------ SOURCE MATERIAL ------

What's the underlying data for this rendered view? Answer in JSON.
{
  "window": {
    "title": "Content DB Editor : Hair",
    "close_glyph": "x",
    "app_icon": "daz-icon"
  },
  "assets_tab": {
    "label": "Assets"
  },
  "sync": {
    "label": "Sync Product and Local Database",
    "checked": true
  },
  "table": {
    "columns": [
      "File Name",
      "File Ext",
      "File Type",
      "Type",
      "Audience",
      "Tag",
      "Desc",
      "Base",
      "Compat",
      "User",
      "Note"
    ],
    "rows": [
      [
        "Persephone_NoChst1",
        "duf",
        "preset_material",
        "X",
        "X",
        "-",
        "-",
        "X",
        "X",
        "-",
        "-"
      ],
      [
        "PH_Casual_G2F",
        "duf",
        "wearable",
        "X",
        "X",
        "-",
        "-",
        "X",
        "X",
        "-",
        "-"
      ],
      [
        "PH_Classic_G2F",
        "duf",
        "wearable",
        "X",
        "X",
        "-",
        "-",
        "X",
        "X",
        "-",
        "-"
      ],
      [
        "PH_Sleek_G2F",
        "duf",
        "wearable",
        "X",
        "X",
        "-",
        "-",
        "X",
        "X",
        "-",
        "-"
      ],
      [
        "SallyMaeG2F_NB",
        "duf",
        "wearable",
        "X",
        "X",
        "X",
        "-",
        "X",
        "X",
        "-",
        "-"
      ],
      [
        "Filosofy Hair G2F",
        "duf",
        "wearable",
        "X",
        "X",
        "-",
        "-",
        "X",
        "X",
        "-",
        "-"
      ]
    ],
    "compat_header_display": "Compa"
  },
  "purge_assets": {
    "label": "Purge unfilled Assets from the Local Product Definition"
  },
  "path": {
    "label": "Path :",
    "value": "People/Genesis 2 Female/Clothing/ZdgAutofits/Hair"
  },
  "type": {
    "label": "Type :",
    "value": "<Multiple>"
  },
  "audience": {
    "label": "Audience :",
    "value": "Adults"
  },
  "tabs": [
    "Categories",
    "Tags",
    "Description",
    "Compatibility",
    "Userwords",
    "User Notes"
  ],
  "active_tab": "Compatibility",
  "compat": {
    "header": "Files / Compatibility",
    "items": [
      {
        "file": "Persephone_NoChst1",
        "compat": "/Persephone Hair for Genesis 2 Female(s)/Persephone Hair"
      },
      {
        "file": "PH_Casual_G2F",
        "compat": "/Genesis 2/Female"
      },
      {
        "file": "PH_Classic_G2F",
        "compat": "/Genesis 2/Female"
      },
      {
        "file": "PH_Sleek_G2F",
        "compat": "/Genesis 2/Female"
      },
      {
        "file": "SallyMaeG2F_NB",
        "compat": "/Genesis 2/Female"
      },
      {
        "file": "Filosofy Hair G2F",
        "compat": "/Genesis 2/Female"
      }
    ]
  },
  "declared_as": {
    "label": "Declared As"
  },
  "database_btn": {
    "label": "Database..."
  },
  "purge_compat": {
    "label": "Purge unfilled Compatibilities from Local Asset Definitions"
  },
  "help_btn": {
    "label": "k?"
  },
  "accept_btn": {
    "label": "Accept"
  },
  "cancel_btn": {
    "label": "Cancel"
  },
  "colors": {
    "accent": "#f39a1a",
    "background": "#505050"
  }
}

------

### BRIEF
Count the lines of the data above where the string "Filosofy" shows up; reply with the number only.

### RESULT BELOW
2